[Box coordinate listings]
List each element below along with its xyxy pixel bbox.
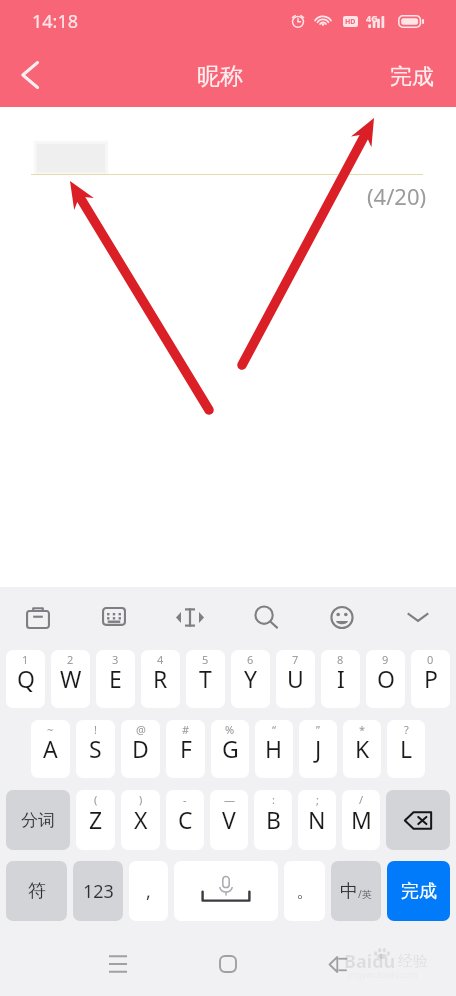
button[interactable]: 中 xyxy=(331,861,381,921)
staticText: 9 xyxy=(382,652,389,667)
button[interactable]: Recents xyxy=(94,940,142,988)
button[interactable]: 符 xyxy=(6,861,67,921)
staticText: / xyxy=(359,792,364,807)
button[interactable]: Space, voice input xyxy=(174,861,278,921)
button[interactable]: ” xyxy=(299,720,337,778)
button[interactable]: / xyxy=(342,790,380,850)
staticText: 经验 xyxy=(398,952,428,971)
staticText: % xyxy=(225,722,235,737)
staticText: @ xyxy=(136,722,146,737)
button[interactable]: Keyboard layout xyxy=(76,587,152,638)
staticText: Y xyxy=(244,663,258,694)
button[interactable]: ~ xyxy=(31,720,70,778)
staticText: 完成 xyxy=(390,63,434,91)
staticText: K xyxy=(355,733,370,764)
button[interactable]: Home xyxy=(204,940,252,988)
staticText: - xyxy=(183,792,187,807)
staticText: B xyxy=(266,804,281,835)
staticText: Baidu xyxy=(344,949,396,974)
button[interactable]: ! xyxy=(76,720,115,778)
staticText: P xyxy=(424,663,438,694)
button[interactable]: ) xyxy=(121,790,160,850)
button[interactable]: 0 xyxy=(411,650,450,708)
button[interactable]: 6 xyxy=(231,650,270,708)
button[interactable]: 123 xyxy=(73,861,123,921)
button[interactable]: 分词 xyxy=(6,790,70,850)
staticText: N xyxy=(308,804,326,835)
staticText: E xyxy=(109,663,122,694)
button[interactable]: Move cursor xyxy=(152,587,228,638)
button[interactable]: ? xyxy=(387,720,425,778)
button[interactable] xyxy=(31,174,423,175)
button[interactable]: 完成 xyxy=(370,46,456,104)
button[interactable]: @ xyxy=(121,720,160,778)
button[interactable]: - xyxy=(166,790,204,850)
staticText: A xyxy=(43,733,58,764)
button[interactable]: — xyxy=(210,790,248,850)
staticText: ) xyxy=(139,792,143,807)
staticText: — xyxy=(224,792,235,807)
button[interactable]: 8 xyxy=(321,650,360,708)
button[interactable]: Backspace xyxy=(386,790,450,850)
button[interactable]: Search xyxy=(228,587,304,638)
staticText: 2 xyxy=(67,652,74,667)
button[interactable]: , xyxy=(129,861,168,921)
button[interactable]: 完成 xyxy=(387,861,450,921)
staticText: ! xyxy=(94,722,97,737)
button[interactable]: # xyxy=(166,720,205,778)
staticText: X xyxy=(134,804,148,835)
staticText: 6 xyxy=(247,652,254,667)
button[interactable]: Back xyxy=(314,940,362,988)
staticText: ? xyxy=(404,722,409,737)
staticText: : xyxy=(272,792,275,807)
staticText: U xyxy=(287,663,304,694)
staticText: 1 xyxy=(22,652,29,667)
staticText: 8 xyxy=(337,652,344,667)
staticText: V xyxy=(222,804,236,835)
staticText: 。 xyxy=(296,880,314,903)
staticText: R xyxy=(153,663,168,694)
staticText: H xyxy=(265,733,283,764)
staticText: ( xyxy=(94,792,98,807)
button[interactable]: Emoji xyxy=(304,587,380,638)
staticText: ” xyxy=(316,722,320,737)
staticText: HD xyxy=(345,17,356,27)
staticText: /英 xyxy=(358,887,372,901)
button[interactable]: Back xyxy=(6,51,54,99)
staticText: Q xyxy=(17,663,35,694)
button[interactable]: 1 xyxy=(6,650,45,708)
button[interactable]: : xyxy=(254,790,292,850)
button[interactable]: 3 xyxy=(96,650,135,708)
button[interactable]: 7 xyxy=(276,650,315,708)
staticText: 分词 xyxy=(21,810,55,831)
staticText: 符 xyxy=(28,880,46,903)
button[interactable]: 。 xyxy=(284,861,325,921)
staticText: S xyxy=(89,733,102,764)
staticText: 14:18 xyxy=(32,9,79,34)
staticText: 4G xyxy=(366,12,378,24)
button[interactable]: “ xyxy=(255,720,293,778)
staticText: , xyxy=(146,879,151,904)
staticText: ; xyxy=(316,792,319,807)
staticText: 完成 xyxy=(401,880,437,903)
staticText: W xyxy=(60,663,82,694)
staticText: ~ xyxy=(47,722,54,737)
staticText: 4 xyxy=(157,652,164,667)
button[interactable]: 4 xyxy=(141,650,180,708)
staticText: 0 xyxy=(427,652,434,667)
button[interactable]: * xyxy=(343,720,381,778)
staticText: C xyxy=(178,804,193,835)
button[interactable]: ( xyxy=(76,790,115,850)
staticText: 7 xyxy=(292,652,299,667)
button[interactable]: Hide keyboard xyxy=(380,587,456,638)
button[interactable]: 2 xyxy=(51,650,90,708)
button[interactable]: Clipboard xyxy=(0,587,76,638)
button[interactable]: ; xyxy=(298,790,336,850)
button[interactable]: 9 xyxy=(366,650,405,708)
staticText: D xyxy=(132,733,149,764)
button[interactable]: % xyxy=(211,720,249,778)
staticText: # xyxy=(182,722,190,737)
staticText: L xyxy=(400,733,413,764)
button[interactable]: 5 xyxy=(186,650,225,708)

→ **PROBLEM TO SOLVE**: Can you return, unchanged, everything from the line containing "button[interactable]: 中 xyxy=(331,861,381,921)" down to the line containing "button[interactable]: Keyboard layout", with both of those lines included?

→ **RIGHT ANSWER**:
button[interactable]: 中 xyxy=(331,861,381,921)
staticText: 9 xyxy=(382,652,389,667)
button[interactable]: Recents xyxy=(94,940,142,988)
button[interactable]: 符 xyxy=(6,861,67,921)
staticText: / xyxy=(359,792,364,807)
button[interactable]: Space, voice input xyxy=(174,861,278,921)
button[interactable]: ” xyxy=(299,720,337,778)
button[interactable]: / xyxy=(342,790,380,850)
staticText: 经验 xyxy=(398,952,428,971)
staticText: % xyxy=(225,722,235,737)
staticText: @ xyxy=(136,722,146,737)
button[interactable]: Keyboard layout xyxy=(76,587,152,638)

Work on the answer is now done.